→ **Required task**
Below are the records; copy each line in them that holds the word "text".

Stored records
════════
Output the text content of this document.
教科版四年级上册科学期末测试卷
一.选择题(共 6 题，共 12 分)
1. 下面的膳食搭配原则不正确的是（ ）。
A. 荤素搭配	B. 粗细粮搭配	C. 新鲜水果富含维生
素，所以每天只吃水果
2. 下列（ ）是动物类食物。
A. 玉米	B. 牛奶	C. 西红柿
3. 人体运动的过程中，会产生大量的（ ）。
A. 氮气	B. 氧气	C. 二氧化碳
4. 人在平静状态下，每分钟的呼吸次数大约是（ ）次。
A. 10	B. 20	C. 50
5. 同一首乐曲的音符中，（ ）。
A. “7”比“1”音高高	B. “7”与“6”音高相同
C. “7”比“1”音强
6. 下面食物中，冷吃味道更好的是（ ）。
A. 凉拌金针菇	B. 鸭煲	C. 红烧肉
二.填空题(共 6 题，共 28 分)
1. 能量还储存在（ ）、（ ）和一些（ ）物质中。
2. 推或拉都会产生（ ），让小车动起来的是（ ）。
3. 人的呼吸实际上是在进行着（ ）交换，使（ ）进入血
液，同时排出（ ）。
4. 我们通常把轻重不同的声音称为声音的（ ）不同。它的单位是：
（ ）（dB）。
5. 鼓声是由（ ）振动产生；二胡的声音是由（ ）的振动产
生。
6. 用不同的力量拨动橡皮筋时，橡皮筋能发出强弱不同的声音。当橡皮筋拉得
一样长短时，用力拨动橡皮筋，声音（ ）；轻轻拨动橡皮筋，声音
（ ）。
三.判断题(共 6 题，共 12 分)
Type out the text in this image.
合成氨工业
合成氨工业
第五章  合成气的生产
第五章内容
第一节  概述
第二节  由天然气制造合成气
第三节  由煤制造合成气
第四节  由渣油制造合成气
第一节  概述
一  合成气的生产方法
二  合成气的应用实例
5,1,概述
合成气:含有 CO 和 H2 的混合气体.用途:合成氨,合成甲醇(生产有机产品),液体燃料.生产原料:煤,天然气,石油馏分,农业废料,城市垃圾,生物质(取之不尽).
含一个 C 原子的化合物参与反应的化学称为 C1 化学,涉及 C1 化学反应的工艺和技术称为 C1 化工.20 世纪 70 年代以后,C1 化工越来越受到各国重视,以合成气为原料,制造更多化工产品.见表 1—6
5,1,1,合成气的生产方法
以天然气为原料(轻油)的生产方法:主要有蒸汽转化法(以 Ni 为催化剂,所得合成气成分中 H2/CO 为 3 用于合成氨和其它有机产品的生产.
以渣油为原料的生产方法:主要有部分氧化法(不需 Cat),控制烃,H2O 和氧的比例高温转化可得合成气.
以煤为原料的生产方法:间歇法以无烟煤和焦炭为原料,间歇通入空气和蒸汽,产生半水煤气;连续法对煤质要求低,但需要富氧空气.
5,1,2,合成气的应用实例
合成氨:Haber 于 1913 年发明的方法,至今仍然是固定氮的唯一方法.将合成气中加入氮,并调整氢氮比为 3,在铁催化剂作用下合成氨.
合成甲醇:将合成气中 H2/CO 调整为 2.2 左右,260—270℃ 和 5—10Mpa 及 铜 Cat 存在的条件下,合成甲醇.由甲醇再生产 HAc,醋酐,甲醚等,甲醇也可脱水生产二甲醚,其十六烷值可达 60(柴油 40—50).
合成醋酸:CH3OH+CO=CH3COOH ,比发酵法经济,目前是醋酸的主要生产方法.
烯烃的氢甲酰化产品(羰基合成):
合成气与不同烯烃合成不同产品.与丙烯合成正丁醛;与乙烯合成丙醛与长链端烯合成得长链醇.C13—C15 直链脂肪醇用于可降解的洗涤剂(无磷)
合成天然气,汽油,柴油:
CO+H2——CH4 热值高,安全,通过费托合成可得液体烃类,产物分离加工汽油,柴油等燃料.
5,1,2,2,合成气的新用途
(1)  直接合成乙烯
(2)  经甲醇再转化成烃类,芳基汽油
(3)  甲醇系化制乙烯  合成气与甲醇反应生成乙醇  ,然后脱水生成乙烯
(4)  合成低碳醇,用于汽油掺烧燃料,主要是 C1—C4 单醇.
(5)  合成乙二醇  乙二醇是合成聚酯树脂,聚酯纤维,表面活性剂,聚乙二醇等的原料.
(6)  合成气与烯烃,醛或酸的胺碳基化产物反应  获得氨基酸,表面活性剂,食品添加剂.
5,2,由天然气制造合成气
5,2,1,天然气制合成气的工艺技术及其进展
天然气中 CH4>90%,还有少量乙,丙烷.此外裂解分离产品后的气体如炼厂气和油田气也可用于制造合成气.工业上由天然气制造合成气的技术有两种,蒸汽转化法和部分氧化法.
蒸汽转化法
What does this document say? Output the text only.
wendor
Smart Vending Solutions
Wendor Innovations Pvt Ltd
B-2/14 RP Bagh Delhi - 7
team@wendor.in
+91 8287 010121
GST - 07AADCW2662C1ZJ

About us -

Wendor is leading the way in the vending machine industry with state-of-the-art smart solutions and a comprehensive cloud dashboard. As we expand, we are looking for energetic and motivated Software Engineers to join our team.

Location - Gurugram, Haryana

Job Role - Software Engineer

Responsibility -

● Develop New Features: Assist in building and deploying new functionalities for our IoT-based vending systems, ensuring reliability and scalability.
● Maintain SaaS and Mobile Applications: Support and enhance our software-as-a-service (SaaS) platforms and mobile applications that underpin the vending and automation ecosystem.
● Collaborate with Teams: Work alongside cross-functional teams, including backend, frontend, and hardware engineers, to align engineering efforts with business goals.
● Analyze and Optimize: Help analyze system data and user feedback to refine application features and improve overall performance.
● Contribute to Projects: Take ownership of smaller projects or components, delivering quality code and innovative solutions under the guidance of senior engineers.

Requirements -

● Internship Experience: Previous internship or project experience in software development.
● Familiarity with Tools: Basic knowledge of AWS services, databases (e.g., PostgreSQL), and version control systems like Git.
════════
→ **Response to this exercise**
Output the text content of this document.
Type out the text in this image.
What does this document say? Output the text only.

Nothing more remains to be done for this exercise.